### Record excerpts
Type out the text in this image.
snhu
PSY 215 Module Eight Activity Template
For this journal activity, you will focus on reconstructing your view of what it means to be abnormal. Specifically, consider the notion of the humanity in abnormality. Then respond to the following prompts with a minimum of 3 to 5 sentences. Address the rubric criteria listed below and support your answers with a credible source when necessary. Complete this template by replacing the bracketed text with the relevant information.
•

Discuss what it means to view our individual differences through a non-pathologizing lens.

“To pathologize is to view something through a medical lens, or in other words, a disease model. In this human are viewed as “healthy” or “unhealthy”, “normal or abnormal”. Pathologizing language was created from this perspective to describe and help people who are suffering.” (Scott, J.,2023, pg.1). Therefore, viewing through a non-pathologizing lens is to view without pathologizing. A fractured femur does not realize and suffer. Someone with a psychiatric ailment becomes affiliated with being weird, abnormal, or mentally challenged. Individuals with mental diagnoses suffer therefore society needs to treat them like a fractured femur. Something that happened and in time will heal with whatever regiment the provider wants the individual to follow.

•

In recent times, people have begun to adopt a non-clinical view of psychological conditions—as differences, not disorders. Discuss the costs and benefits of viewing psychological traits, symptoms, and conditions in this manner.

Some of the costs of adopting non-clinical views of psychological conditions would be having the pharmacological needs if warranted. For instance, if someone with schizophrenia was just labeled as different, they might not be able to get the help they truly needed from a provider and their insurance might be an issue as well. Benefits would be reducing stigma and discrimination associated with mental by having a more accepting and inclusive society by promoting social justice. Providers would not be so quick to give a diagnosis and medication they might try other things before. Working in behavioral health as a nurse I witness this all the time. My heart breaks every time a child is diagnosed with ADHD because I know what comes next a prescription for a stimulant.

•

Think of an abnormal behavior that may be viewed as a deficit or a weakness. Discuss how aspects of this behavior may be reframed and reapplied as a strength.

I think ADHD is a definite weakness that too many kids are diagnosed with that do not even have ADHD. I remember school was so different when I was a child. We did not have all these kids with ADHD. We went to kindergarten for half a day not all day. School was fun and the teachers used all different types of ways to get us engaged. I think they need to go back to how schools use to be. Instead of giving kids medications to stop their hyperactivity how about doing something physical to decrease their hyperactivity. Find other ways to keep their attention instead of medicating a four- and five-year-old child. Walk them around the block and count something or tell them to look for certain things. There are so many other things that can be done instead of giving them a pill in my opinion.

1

### Work instructions
Retype every record above exactly as it appears.

### Task answer
Type out the text in this image.
snhu
PSY 215 Module Eight Activity Template
For this journal activity, you will focus on reconstructing your view of what it means to be abnormal. Specifically, consider the notion of the humanity in abnormality. Then respond to the following prompts with a minimum of 3 to 5 sentences. Address the rubric criteria listed below and support your answers with a credible source when necessary. Complete this template by replacing the bracketed text with the relevant information.
•

Discuss what it means to view our individual differences through a non-pathologizing lens.

“To pathologize is to view something through a medical lens, or in other words, a disease model. In this human are viewed as “healthy” or “unhealthy”, “normal or abnormal”. Pathologizing language was created from this perspective to describe and help people who are suffering.” (Scott, J.,2023, pg.1). Therefore, viewing through a non-pathologizing lens is to view without pathologizing. A fractured femur does not realize and suffer. Someone with a psychiatric ailment becomes affiliated with being weird, abnormal, or mentally challenged. Individuals with mental diagnoses suffer therefore society needs to treat them like a fractured femur. Something that happened and in time will heal with whatever regiment the provider wants the individual to follow.

•

In recent times, people have begun to adopt a non-clinical view of psychological conditions—as differences, not disorders. Discuss the costs and benefits of viewing psychological traits, symptoms, and conditions in this manner.

Some of the costs of adopting non-clinical views of psychological conditions would be having the pharmacological needs if warranted. For instance, if someone with schizophrenia was just labeled as different, they might not be able to get the help they truly needed from a provider and their insurance might be an issue as well. Benefits would be reducing stigma and discrimination associated with mental by having a more accepting and inclusive society by promoting social justice. Providers would not be so quick to give a diagnosis and medication they might try other things before. Working in behavioral health as a nurse I witness this all the time. My heart breaks every time a child is diagnosed with ADHD because I know what comes next a prescription for a stimulant.

•

Think of an abnormal behavior that may be viewed as a deficit or a weakness. Discuss how aspects of this behavior may be reframed and reapplied as a strength.

I think ADHD is a definite weakness that too many kids are diagnosed with that do not even have ADHD. I remember school was so different when I was a child. We did not have all these kids with ADHD. We went to kindergarten for half a day not all day. School was fun and the teachers used all different types of ways to get us engaged. I think they need to go back to how schools use to be. Instead of giving kids medications to stop their hyperactivity how about doing something physical to decrease their hyperactivity. Find other ways to keep their attention instead of medicating a four- and five-year-old child. Walk them around the block and count something or tell them to look for certain things. There are so many other things that can be done instead of giving them a pill in my opinion.

1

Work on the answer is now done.